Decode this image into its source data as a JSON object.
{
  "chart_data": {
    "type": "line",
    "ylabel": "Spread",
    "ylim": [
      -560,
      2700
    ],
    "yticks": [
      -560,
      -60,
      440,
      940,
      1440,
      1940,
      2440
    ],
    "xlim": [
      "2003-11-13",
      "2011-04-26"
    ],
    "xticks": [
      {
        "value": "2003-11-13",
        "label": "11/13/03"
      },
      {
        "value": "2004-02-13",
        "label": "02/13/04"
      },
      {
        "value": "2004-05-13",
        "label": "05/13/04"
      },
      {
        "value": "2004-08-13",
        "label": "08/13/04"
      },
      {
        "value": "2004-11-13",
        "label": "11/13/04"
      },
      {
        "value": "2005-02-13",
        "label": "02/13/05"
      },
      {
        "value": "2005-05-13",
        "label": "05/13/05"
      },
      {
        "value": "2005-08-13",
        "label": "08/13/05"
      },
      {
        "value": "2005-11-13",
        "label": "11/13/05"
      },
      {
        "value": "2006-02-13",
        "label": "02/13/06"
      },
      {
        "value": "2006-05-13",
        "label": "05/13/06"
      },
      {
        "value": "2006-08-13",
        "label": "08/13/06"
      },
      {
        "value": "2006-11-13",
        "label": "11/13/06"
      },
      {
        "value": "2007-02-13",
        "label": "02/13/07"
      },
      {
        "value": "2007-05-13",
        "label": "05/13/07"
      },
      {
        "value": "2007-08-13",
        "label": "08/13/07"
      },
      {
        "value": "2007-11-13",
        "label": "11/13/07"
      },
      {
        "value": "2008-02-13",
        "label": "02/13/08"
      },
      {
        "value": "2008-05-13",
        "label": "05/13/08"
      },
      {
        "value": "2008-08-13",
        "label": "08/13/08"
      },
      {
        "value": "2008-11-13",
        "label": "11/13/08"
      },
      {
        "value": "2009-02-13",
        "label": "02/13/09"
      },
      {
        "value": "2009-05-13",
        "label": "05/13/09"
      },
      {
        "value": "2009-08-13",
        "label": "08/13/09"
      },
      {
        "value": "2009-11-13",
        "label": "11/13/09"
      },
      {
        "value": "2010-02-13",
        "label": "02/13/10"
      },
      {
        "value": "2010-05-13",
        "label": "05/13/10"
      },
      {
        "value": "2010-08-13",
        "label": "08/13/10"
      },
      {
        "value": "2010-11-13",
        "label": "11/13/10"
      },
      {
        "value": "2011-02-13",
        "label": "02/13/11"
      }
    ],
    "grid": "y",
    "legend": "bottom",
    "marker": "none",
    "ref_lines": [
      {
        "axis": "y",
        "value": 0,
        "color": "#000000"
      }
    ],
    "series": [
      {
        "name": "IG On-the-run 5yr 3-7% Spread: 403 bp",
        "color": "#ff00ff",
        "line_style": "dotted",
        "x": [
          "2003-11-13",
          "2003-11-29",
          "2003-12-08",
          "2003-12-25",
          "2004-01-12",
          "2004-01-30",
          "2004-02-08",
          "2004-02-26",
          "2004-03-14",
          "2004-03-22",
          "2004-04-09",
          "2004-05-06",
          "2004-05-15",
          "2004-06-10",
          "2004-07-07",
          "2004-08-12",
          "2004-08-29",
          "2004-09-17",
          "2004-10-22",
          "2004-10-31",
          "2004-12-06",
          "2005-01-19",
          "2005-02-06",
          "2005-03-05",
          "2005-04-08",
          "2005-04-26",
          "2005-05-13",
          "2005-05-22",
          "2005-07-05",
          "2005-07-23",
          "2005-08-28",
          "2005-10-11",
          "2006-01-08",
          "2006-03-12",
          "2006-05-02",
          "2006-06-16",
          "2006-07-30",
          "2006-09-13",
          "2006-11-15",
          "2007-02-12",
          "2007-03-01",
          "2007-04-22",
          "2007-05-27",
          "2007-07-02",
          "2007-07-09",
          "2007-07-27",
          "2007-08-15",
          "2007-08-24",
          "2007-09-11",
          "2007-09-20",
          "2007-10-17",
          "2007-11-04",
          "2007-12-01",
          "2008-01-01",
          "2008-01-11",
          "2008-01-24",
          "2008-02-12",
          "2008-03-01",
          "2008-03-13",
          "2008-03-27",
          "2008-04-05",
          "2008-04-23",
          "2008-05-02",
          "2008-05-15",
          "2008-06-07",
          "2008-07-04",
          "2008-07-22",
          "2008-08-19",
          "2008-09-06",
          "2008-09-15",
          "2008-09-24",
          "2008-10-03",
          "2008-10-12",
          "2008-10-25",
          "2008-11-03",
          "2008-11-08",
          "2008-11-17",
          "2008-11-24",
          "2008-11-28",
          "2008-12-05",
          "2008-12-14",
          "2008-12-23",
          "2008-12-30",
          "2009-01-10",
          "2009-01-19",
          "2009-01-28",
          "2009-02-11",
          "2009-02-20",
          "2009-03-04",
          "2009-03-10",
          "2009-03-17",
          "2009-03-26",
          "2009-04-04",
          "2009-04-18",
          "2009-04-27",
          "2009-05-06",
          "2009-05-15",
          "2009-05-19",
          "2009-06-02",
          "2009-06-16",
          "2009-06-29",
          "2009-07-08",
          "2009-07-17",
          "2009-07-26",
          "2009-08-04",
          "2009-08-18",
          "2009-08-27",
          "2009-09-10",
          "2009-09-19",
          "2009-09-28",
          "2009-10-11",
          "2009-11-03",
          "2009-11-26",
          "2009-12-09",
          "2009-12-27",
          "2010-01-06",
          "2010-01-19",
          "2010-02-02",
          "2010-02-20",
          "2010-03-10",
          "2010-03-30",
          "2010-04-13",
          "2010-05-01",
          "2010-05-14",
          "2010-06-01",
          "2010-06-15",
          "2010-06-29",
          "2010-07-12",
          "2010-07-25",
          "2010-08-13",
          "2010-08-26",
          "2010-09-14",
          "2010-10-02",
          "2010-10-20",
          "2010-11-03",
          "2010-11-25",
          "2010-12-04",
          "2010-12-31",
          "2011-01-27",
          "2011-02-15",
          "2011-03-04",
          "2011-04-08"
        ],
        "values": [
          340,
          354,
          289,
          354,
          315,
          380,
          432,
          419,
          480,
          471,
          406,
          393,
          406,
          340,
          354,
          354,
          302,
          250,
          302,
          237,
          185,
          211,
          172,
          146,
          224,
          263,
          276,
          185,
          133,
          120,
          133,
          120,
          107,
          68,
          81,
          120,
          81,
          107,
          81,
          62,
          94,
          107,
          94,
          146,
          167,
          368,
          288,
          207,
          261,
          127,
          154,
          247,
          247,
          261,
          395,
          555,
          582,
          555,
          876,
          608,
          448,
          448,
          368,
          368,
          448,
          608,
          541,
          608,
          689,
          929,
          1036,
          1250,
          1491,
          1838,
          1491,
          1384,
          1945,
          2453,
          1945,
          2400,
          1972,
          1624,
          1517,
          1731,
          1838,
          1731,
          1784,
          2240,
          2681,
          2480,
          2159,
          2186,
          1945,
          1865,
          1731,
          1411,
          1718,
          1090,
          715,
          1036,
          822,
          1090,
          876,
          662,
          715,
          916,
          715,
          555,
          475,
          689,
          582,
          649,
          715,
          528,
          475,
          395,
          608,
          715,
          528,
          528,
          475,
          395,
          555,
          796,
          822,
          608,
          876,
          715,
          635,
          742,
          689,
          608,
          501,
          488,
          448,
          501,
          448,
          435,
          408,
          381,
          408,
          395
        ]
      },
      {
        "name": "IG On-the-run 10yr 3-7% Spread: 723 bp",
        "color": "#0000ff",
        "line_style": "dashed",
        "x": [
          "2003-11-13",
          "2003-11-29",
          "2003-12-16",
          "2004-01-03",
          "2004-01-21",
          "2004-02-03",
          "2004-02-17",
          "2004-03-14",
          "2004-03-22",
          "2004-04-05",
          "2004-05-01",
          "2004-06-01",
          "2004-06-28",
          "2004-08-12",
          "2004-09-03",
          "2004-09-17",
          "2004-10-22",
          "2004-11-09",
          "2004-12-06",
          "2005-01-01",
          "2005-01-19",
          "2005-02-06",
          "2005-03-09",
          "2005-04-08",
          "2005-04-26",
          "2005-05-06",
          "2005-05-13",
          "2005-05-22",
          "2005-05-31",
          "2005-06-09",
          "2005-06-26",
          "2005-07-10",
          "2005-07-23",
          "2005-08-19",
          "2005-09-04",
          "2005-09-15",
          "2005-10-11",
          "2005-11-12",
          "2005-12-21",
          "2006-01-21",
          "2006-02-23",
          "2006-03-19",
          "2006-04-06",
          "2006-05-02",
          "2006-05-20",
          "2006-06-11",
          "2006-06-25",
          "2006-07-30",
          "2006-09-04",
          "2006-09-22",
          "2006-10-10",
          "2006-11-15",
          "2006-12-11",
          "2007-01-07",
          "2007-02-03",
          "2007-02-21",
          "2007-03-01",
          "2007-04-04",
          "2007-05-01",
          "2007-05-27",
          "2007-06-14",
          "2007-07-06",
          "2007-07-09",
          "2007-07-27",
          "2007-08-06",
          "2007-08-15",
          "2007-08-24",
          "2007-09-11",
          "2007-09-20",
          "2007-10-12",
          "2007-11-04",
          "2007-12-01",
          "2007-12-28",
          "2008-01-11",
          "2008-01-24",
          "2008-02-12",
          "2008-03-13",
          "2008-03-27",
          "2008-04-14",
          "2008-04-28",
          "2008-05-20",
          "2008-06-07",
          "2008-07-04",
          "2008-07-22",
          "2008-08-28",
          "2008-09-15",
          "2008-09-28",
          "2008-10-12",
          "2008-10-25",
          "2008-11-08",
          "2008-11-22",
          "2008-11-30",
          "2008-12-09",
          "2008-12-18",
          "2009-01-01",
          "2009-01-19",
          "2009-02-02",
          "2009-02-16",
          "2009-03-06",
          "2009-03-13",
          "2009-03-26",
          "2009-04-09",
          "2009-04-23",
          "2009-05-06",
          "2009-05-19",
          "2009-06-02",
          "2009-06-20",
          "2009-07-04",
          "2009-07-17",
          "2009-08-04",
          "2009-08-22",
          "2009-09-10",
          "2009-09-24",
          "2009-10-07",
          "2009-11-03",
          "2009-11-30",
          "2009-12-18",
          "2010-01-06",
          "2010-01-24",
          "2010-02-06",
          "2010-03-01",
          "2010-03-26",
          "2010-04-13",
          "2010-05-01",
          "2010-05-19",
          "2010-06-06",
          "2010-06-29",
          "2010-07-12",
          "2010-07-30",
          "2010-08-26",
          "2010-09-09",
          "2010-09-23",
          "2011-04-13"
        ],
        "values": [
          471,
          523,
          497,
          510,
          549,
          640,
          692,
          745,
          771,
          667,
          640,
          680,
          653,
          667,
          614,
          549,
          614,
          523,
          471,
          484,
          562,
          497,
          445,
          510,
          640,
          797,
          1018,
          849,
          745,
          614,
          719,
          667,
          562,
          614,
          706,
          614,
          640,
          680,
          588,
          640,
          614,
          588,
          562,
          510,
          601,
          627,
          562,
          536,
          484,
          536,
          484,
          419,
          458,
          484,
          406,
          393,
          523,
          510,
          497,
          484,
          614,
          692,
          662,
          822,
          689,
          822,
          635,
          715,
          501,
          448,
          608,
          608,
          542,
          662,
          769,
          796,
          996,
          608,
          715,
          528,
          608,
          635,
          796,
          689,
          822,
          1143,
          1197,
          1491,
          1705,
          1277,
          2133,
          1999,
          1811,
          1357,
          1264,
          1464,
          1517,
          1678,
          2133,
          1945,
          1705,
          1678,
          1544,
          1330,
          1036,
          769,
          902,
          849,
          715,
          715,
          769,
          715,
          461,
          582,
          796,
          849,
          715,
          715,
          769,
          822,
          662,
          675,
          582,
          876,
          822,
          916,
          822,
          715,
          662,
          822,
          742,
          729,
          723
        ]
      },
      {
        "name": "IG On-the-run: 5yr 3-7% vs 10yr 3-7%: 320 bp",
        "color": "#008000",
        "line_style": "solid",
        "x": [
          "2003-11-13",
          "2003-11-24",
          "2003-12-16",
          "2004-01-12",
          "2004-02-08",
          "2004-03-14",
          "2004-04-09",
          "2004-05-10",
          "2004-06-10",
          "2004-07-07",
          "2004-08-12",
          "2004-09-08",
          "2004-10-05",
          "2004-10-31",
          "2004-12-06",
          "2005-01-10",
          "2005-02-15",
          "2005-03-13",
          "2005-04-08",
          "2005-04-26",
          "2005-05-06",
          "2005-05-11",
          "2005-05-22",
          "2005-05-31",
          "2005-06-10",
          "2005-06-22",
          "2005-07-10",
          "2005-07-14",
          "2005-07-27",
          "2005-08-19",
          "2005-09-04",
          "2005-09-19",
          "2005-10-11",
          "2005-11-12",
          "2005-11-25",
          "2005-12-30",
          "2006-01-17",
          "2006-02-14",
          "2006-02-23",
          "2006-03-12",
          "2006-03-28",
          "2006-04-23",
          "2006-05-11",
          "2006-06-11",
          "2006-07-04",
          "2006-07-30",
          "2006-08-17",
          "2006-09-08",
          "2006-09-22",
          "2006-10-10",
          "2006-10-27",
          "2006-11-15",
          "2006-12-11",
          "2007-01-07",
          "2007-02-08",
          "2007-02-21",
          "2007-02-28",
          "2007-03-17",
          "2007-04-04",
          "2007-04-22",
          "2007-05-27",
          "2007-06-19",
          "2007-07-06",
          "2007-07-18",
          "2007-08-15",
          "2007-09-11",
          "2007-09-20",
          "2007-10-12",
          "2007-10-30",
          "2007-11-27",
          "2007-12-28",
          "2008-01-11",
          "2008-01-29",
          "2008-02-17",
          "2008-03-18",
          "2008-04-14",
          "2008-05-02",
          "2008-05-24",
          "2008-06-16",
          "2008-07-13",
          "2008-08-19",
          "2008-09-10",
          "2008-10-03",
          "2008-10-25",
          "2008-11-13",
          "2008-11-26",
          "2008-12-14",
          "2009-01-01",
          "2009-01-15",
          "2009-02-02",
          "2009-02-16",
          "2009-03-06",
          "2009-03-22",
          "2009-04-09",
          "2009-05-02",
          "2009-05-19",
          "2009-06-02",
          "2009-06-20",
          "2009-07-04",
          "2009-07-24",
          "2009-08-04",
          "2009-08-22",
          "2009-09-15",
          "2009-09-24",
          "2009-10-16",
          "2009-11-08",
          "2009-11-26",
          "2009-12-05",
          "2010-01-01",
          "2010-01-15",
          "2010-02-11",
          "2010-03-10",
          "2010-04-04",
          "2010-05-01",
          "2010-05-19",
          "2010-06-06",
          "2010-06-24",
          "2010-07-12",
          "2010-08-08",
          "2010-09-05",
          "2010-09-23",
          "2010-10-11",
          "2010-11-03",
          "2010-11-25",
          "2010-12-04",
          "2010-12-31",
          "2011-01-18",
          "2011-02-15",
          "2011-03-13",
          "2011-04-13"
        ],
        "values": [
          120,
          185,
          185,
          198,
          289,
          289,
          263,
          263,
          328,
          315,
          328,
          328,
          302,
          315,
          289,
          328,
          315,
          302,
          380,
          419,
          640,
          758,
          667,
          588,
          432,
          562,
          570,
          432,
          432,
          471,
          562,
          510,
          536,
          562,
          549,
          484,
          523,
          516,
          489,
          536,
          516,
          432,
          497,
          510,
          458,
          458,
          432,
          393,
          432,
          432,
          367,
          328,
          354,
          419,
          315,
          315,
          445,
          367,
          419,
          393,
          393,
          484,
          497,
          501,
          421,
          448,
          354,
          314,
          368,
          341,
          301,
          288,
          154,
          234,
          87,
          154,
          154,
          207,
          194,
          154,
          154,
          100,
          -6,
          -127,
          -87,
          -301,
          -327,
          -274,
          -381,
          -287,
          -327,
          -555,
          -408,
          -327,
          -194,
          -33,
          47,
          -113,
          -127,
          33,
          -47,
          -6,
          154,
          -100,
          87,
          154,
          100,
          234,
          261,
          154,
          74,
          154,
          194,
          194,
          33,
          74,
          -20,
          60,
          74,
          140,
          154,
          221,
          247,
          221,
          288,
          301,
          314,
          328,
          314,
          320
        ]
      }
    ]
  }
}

* * *

» **Task directions**
Say how many lines in this material hold "Spread", and say nothing else.

» **Final result**
3